How many lines of the data hold the word "Notlar"? State the number and nothing else.

** start of Input **

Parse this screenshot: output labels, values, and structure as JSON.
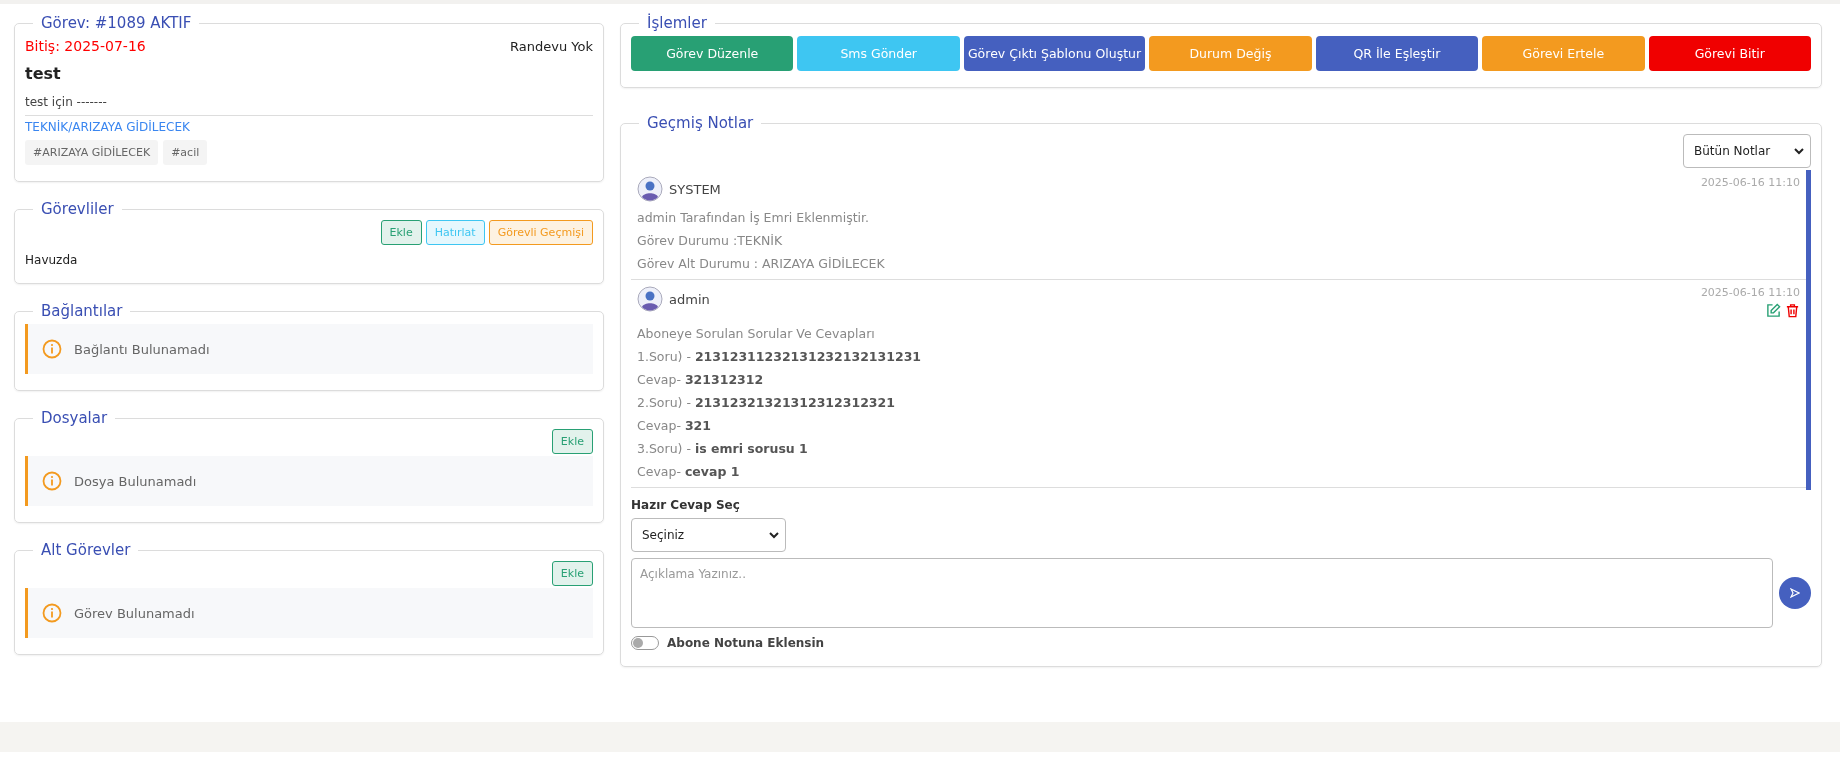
{
  "task": {
    "title": "Görev: #1089 AKTIF",
    "due": "Bitiş: 2025-07-16",
    "appointment": "Randevu Yok",
    "name": "test",
    "description": "test için -------",
    "status_path": "TEKNİK/ARIZAYA GİDİLECEK",
    "tags": [
      "#ARIZAYA GİDİLECEK",
      "#acil"
    ]
  },
  "assignees": {
    "title": "Görevliler",
    "buttons": [
      {
        "label": "Ekle",
        "color": "#28a074"
      },
      {
        "label": "Hatırlat",
        "color": "#3ec6f2"
      },
      {
        "label": "Görevli Geçmişi",
        "color": "#f39a1f"
      }
    ],
    "text": "Havuzda"
  },
  "sections": [
    {
      "title": "Bağlantılar",
      "message": "Bağlantı Bulunamadı"
    },
    {
      "title": "Dosyalar",
      "add_button": "Ekle",
      "message": "Dosya Bulunamadı"
    },
    {
      "title": "Alt Görevler",
      "add_button": "Ekle",
      "message": "Görev Bulunamadı"
    }
  ],
  "actions": {
    "title": "İşlemler",
    "buttons": [
      {
        "label": "Görev Düzenle",
        "color": "#28a074"
      },
      {
        "label": "Sms Gönder",
        "color": "#3ec6f2"
      },
      {
        "label": "Görev Çıktı Şablonu Oluştur",
        "color": "#4560bf"
      },
      {
        "label": "Durum Değiş",
        "color": "#f39a1f"
      },
      {
        "label": "QR İle Eşleştir",
        "color": "#4560bf"
      },
      {
        "label": "Görevi Ertele",
        "color": "#f39a1f"
      },
      {
        "label": "Görevi Bitir",
        "color": "#f00000"
      }
    ]
  },
  "notes": {
    "title": "Geçmiş Notlar",
    "filter": "Bütün Notlar",
    "items": [
      {
        "author": "SYSTEM",
        "date": "2025-06-16 11:10",
        "editable": false,
        "lines": [
          "admin Tarafından İş Emri Eklenmiştir.",
          "Görev Durumu :TEKNİK",
          "Görev Alt Durumu : ARIZAYA GİDİLECEK"
        ]
      },
      {
        "author": "admin",
        "date": "2025-06-16 11:10",
        "editable": true,
        "lines": [
          "Aboneye Sorulan Sorular Ve Cevapları",
          "1.Soru) - **21312311232131232132131231**",
          "Cevap- **321312312**",
          "2.Soru) - **21312321321312312312321**",
          "Cevap- **321**",
          "3.Soru) - **is emri sorusu 1**",
          "Cevap- **cevap 1**"
        ]
      }
    ],
    "ready_answer_label": "Hazır Cevap Seç",
    "ready_answer_value": "Seçiniz",
    "comment_placeholder": "Açıklama Yazınız..",
    "subscriber_toggle": {
      "label": "Abone Notuna Eklensin",
      "on": false
    }
  }
}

** end of Input **

Solution to this task:
2